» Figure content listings
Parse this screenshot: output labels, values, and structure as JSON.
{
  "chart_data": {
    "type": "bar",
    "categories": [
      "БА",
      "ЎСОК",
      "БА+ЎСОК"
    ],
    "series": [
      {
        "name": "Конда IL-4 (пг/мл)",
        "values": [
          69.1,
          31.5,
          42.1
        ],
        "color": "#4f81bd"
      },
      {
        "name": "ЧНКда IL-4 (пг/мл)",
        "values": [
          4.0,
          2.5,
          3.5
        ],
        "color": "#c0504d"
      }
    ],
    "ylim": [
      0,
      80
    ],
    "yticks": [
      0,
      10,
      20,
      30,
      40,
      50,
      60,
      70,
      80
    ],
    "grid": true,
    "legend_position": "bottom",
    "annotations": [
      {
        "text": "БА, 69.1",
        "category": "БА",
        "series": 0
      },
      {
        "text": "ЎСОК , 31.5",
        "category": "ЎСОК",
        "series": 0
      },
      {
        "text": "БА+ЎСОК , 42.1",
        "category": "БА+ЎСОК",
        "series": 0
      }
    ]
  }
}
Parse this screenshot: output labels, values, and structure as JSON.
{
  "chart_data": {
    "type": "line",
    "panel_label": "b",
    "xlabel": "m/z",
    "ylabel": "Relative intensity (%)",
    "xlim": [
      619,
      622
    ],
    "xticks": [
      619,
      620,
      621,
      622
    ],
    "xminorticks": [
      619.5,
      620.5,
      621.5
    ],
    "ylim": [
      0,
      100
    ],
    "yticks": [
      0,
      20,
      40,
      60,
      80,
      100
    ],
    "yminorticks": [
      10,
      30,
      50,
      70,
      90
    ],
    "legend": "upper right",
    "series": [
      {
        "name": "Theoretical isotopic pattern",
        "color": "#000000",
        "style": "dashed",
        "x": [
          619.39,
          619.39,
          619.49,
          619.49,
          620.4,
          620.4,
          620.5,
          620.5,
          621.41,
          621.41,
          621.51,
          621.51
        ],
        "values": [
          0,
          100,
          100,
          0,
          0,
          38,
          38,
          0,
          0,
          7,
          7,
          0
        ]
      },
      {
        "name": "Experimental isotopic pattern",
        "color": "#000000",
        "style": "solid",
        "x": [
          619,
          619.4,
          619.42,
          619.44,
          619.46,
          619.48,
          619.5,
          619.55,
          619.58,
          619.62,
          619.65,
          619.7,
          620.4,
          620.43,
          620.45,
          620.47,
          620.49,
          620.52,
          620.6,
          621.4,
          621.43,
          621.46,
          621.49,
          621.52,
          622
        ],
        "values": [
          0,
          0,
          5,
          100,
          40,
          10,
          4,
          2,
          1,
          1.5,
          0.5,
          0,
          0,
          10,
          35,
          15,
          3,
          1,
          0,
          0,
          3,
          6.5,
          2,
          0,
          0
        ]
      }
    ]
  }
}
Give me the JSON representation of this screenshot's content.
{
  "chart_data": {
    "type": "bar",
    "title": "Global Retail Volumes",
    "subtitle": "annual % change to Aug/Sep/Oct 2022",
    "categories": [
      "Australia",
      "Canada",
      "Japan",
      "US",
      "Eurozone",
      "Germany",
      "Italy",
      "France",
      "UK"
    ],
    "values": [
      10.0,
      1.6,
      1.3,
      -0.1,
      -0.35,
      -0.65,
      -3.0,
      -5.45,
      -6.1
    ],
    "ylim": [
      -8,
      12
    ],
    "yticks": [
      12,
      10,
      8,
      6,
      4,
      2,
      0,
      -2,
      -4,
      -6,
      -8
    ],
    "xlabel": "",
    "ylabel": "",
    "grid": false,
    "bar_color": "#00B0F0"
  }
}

» The task
In the listing, find all lines with the string "pattern" and copy them.

» Result of the exercise
        "name": "Theoretical isotopic pattern",
        "name": "Experimental isotopic pattern",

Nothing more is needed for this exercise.